## EXCERPT PROVIDED
There's a certain amount that I'm appreciating depth of knowledge more as an adult, but that really only applies to my job, which is technical in nature.

I never graduated college and I never planed to go back but the interest and respect towards knowledge in my own line of work spurred me back into a technical program at a local college. I don't care for the degree or the "doors" it will open nevermind the (admittedly low) cost. But just being there and learning something I TRULY am interested in. It's as if my mind has been thirsty all these years and finally I'm getting around to quenching it. It's exhilarating and I can't wait to learn even more, and that's something I never in my life would thought be a description for school.

And it's more than that, I like learning. At work I loved having answers and knowing why things work the way they do or what can be done. But when I jumped into this it was as though I had plataued and was stuck. I was in the dark and had no guide whatsoever and that truly made me desperate.

In my personal life I am much the same as ever. As if I'm stagnated. I too have no real hobbies to speak of but my interests(aside from imageboards) I try to make them worthwhile. Learning about Linux or programming, or how cars work, reading some book(I avoid non fiction though these days). In the end though I still feel empty most days. As if I'm missing something fundemental and the only outlet I have is imageboards and places like these.
30 Name: Anonymous : 2016-02-02 06:02
I stopped playing single player games altogether and watch very little anime now.

I got new hobbies now and I'm greatly enjoying them so I don't really feel sad about it.
31 Name: Anonymous : 2016-02-02 06:08
>>30
Starting to work cut so much into my free time I abruptly stopped watching much anime at all, but I started reading a lot of fantasy books which has been really fulfilling so I don't feel as sad,
32 Name: Anonymous : 2016-02-12 07:04
As a kid, my hobbies were always enjoyed in isolation. I was into a variety of things, music, film, games, but always a pretty specific and narrow niche within them, to the point where I've never found any camaraderie online. I was fine with that, for some reason I thought the consumption of art was always personal, I guess because I didn't meet anyone with real interests or hobbies besides girls and sports until highschool. It is a bit of a lonely path, though.

## DATASET ENTRIES
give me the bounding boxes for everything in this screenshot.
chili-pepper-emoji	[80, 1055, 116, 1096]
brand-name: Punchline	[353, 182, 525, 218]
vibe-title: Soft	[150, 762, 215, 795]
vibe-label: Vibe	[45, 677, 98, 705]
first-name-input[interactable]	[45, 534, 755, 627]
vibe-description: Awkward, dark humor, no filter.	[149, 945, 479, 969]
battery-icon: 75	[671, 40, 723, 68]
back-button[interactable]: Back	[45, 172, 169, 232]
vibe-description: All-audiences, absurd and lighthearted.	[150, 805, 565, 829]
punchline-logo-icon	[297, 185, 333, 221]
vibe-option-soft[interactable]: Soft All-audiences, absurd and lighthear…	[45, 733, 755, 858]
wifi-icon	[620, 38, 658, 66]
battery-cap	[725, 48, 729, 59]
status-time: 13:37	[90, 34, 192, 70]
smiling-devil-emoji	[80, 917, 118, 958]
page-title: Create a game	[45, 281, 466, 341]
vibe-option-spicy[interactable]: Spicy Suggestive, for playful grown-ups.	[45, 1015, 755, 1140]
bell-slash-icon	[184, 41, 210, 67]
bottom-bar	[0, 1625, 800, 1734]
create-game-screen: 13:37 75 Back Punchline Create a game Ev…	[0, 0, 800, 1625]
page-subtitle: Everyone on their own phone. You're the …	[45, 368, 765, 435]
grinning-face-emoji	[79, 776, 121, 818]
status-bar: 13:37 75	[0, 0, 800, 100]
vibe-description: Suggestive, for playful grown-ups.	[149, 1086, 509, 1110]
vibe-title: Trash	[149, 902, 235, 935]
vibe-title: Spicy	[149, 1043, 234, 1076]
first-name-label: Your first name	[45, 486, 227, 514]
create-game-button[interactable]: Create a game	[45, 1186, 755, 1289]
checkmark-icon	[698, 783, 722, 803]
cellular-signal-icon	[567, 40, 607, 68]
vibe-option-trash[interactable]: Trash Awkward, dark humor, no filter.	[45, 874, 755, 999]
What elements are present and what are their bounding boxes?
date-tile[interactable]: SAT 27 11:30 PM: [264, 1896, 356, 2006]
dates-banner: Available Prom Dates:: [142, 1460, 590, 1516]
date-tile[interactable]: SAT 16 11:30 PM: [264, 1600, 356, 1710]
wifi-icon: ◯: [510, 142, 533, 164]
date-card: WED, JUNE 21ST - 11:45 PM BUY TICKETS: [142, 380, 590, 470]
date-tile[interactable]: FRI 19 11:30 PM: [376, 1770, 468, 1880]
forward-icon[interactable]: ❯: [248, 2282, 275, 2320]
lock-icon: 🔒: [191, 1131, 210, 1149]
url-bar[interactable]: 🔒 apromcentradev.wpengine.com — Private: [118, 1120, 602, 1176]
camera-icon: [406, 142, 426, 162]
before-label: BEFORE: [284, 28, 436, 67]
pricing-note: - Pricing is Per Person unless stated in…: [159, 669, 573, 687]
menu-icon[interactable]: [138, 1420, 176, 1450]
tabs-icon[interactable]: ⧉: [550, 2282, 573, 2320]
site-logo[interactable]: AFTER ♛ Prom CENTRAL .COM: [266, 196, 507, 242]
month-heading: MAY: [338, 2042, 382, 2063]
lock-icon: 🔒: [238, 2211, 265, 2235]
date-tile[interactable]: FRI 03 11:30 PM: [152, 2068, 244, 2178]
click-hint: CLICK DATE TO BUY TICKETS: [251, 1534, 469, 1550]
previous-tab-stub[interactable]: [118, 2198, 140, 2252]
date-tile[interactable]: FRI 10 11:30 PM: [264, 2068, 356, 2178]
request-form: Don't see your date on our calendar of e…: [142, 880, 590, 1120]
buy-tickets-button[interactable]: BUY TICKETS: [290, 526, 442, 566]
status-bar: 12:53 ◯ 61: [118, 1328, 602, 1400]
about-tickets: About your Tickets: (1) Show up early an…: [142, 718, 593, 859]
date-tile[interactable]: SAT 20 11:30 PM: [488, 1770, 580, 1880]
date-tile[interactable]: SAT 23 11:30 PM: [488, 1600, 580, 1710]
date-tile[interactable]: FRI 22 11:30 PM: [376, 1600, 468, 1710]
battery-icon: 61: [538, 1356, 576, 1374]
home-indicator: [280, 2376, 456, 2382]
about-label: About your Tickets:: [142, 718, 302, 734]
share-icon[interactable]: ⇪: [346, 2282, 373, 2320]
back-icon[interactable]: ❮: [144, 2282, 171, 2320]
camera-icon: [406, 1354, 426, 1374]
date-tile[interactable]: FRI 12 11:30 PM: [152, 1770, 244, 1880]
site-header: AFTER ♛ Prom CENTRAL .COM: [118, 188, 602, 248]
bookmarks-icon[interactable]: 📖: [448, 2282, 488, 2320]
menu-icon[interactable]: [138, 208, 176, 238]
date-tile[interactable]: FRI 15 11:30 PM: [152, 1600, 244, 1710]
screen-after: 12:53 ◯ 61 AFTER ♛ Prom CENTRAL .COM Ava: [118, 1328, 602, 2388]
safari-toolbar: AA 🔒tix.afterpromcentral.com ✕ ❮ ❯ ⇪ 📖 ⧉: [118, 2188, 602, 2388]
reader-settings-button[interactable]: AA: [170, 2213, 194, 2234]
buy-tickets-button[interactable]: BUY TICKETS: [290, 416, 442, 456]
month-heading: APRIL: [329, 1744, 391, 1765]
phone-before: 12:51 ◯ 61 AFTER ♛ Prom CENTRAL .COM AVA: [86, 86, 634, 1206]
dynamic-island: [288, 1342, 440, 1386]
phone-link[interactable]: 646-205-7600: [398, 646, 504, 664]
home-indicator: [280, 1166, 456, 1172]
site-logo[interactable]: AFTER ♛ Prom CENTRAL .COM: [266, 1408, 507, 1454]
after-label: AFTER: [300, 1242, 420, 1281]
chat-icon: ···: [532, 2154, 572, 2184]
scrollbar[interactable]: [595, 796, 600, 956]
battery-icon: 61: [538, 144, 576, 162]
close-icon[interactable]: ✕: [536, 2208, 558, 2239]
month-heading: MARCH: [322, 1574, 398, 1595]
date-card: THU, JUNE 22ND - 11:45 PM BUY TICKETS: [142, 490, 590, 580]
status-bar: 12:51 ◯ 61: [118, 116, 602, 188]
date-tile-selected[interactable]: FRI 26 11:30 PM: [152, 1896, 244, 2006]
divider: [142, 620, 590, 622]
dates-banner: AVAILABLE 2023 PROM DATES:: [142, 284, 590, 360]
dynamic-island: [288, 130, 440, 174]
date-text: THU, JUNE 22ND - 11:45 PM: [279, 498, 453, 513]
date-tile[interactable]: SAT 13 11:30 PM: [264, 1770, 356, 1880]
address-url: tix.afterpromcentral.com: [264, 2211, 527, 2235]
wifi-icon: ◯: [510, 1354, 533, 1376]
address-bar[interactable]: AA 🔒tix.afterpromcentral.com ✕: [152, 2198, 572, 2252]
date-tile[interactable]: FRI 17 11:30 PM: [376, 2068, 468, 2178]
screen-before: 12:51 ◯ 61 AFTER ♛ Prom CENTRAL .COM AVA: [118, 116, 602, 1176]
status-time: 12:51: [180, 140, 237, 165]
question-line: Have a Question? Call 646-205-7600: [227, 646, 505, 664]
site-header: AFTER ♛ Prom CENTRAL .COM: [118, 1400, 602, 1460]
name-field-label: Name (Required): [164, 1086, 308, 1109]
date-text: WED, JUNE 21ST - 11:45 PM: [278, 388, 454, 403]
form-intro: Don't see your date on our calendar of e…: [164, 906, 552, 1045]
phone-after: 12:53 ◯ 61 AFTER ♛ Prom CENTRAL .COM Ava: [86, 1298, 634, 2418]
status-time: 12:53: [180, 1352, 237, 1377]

## TASK SET
**1.** Answer these about the forum thread excerpt:
(a) What kind of program did the first writer enroll in, and where?
(b) What did the writer of post 30 stop playing altogether?
(c) What kind of books did the writer of post 31 start reading a lot of?
**2.** Write out the forum thread excerpt again, starting with "In my personal" and going on through "sad about it.", but swap "imageboards" for "forums" each time it appears.
**3.** List the date and time given for each numbered post in the forum thread excerpt.

## WRITTEN ANSWERS
**1.**
(a) A technical program at a local college.
(b) Single player games.
(c) Fantasy books.

**2.**
In my personal life I am much the same as ever. As if I'm stagnated. I too have no real hobbies to speak of but my interests(aside from forums) I try to make them worthwhile. Learning about Linux or programming, or how cars work, reading some book(I avoid non fiction though these days). In the end though I still feel empty most days. As if I'm missing something fundemental and the only outlet I have is forums and places like these.
30 Name: Anonymous : 2016-02-02 06:02
I stopped playing single player games altogether and watch very little anime now.

I got new hobbies now and I'm greatly enjoying them so I don't really feel sad about it.

**3.**
Post 30: 2016-02-02 06:02
Post 31: 2016-02-02 06:08
Post 32: 2016-02-12 07:04